(Dataset items)

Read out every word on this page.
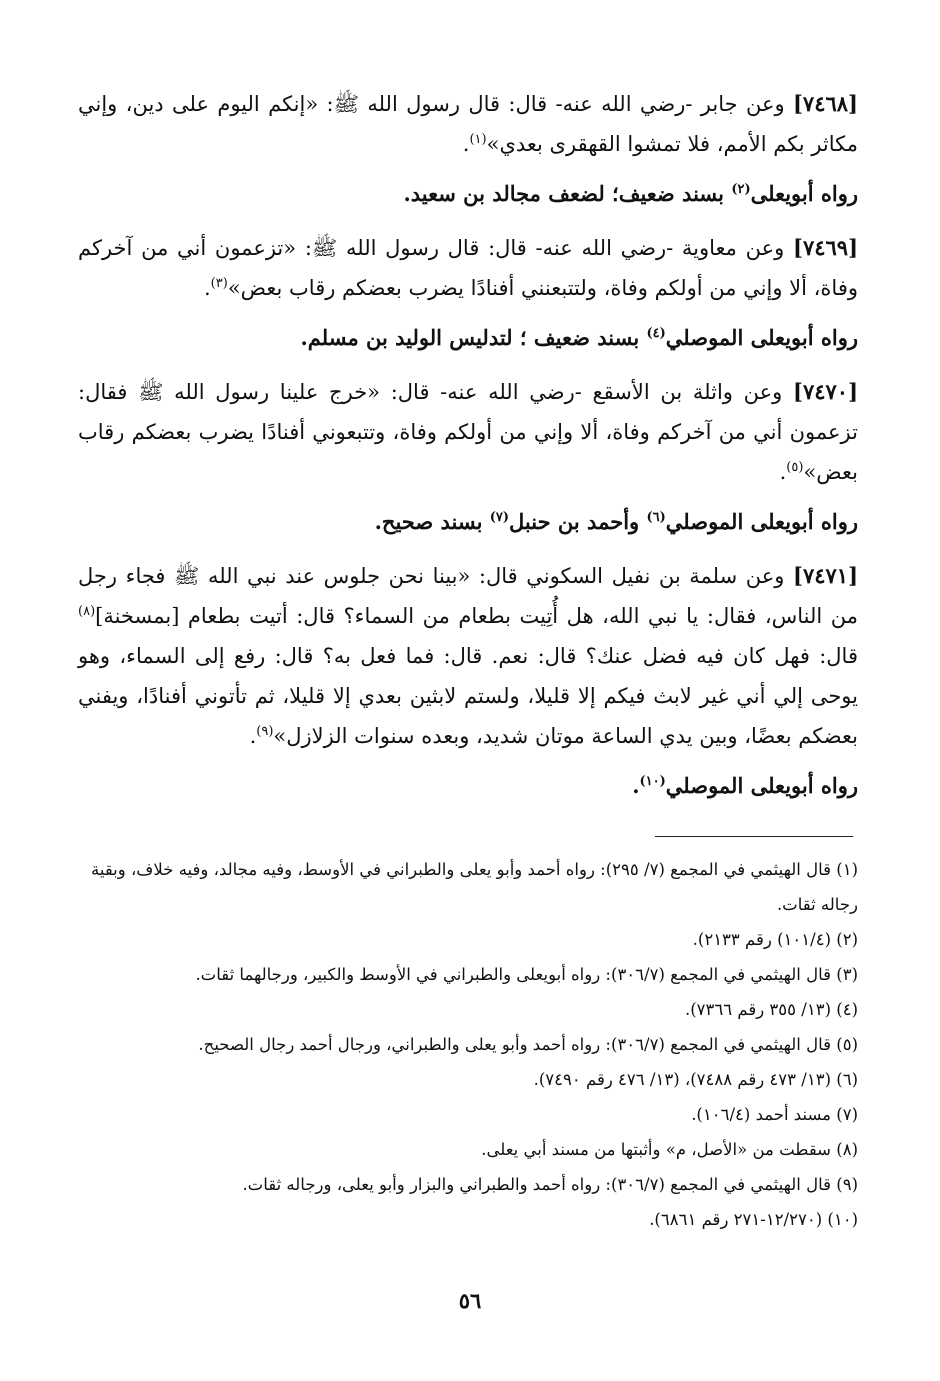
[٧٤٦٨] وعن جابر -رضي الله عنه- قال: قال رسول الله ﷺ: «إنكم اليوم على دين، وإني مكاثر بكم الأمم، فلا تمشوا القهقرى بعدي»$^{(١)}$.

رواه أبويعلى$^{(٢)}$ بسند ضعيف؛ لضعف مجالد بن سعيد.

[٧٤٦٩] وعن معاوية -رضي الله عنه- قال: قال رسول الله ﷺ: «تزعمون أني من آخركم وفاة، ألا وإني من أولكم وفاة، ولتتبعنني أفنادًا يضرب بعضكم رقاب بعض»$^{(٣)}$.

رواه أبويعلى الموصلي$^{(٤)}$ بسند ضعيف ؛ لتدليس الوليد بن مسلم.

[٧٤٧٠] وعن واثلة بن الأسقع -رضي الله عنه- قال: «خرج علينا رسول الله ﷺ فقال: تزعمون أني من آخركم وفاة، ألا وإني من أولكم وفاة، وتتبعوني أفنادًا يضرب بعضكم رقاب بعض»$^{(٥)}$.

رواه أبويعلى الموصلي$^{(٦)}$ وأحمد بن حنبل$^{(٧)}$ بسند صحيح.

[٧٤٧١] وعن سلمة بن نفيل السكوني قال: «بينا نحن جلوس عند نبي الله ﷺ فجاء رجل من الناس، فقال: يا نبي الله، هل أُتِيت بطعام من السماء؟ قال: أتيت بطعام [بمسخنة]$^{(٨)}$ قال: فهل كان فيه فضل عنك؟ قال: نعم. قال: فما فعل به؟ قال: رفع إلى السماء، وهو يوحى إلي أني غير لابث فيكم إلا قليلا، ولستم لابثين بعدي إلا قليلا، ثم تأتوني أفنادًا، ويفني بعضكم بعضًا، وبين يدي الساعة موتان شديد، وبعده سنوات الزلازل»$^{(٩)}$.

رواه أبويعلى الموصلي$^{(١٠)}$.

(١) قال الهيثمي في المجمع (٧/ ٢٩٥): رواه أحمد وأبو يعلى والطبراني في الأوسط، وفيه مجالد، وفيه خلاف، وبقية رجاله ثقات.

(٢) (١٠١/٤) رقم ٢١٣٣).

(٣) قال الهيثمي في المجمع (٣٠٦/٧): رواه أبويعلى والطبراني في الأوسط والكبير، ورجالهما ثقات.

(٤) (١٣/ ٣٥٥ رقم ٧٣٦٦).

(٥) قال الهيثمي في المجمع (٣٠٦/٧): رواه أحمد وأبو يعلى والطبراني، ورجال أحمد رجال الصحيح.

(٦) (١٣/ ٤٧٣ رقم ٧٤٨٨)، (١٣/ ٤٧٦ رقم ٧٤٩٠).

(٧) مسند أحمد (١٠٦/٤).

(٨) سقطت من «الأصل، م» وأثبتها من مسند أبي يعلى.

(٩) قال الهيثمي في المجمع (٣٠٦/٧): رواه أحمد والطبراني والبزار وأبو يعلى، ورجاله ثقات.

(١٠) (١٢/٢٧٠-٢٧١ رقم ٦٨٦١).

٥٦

---

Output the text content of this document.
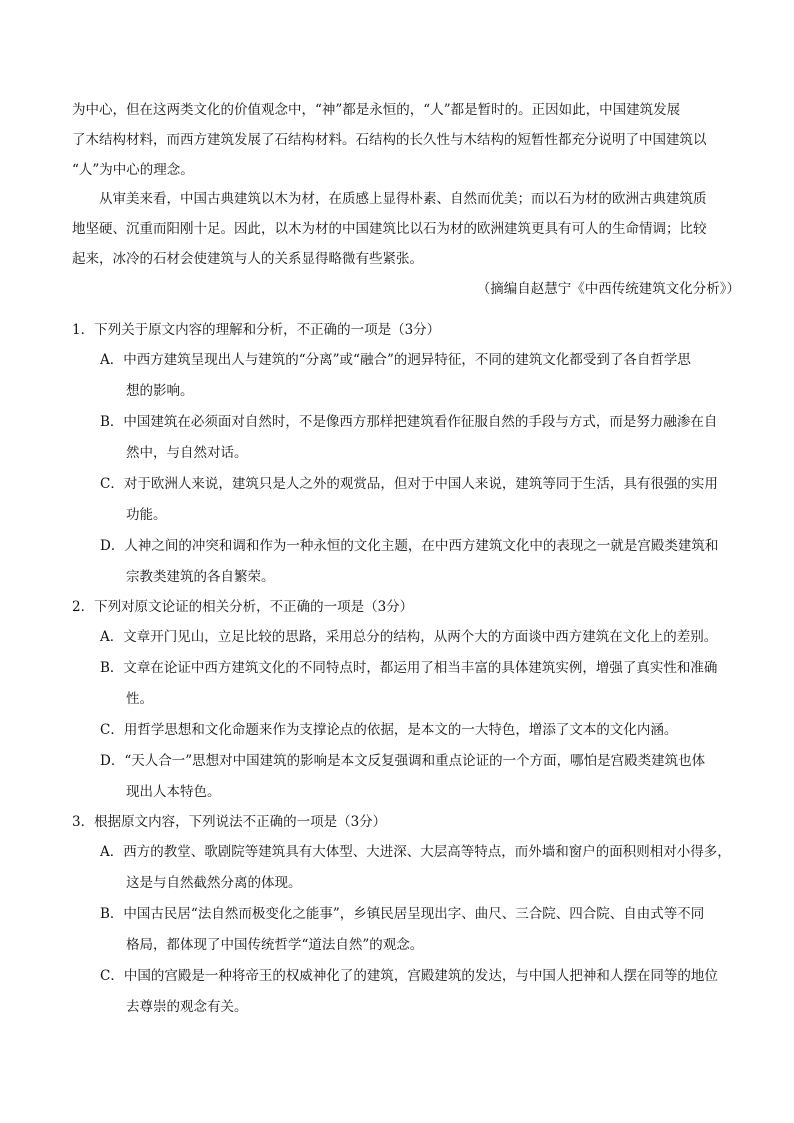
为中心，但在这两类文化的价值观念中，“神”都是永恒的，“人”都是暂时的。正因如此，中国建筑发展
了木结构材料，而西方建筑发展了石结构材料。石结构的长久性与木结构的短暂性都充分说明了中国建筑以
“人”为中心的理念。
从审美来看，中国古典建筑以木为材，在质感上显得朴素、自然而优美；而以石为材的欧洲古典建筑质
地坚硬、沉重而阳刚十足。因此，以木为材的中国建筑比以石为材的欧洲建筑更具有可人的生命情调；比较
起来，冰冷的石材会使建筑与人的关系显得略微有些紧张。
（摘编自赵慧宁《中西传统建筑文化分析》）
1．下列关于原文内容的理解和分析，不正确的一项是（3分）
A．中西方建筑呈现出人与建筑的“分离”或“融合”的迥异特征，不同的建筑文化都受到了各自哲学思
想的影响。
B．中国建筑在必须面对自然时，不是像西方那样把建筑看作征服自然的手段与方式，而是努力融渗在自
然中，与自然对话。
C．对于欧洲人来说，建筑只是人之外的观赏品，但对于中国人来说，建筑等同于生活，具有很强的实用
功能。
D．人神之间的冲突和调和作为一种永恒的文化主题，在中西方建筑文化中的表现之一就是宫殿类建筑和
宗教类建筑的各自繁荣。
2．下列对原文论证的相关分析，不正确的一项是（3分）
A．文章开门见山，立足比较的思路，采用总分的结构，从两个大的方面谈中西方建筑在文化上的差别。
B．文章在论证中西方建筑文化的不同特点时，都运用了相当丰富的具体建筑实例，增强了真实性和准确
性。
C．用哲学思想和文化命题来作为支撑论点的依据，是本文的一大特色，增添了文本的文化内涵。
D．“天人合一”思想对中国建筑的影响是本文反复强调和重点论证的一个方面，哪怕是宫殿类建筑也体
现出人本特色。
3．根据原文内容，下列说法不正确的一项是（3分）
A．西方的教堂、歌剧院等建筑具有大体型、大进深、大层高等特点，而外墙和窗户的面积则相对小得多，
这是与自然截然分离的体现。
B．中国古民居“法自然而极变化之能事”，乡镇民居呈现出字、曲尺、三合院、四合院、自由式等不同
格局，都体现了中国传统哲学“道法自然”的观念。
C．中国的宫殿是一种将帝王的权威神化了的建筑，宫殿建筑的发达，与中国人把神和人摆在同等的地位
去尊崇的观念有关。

### Job
Search the lines for the string "this" and copy every line that has it.

### Complete output
Read out every word on this page.
Output the text content of this document.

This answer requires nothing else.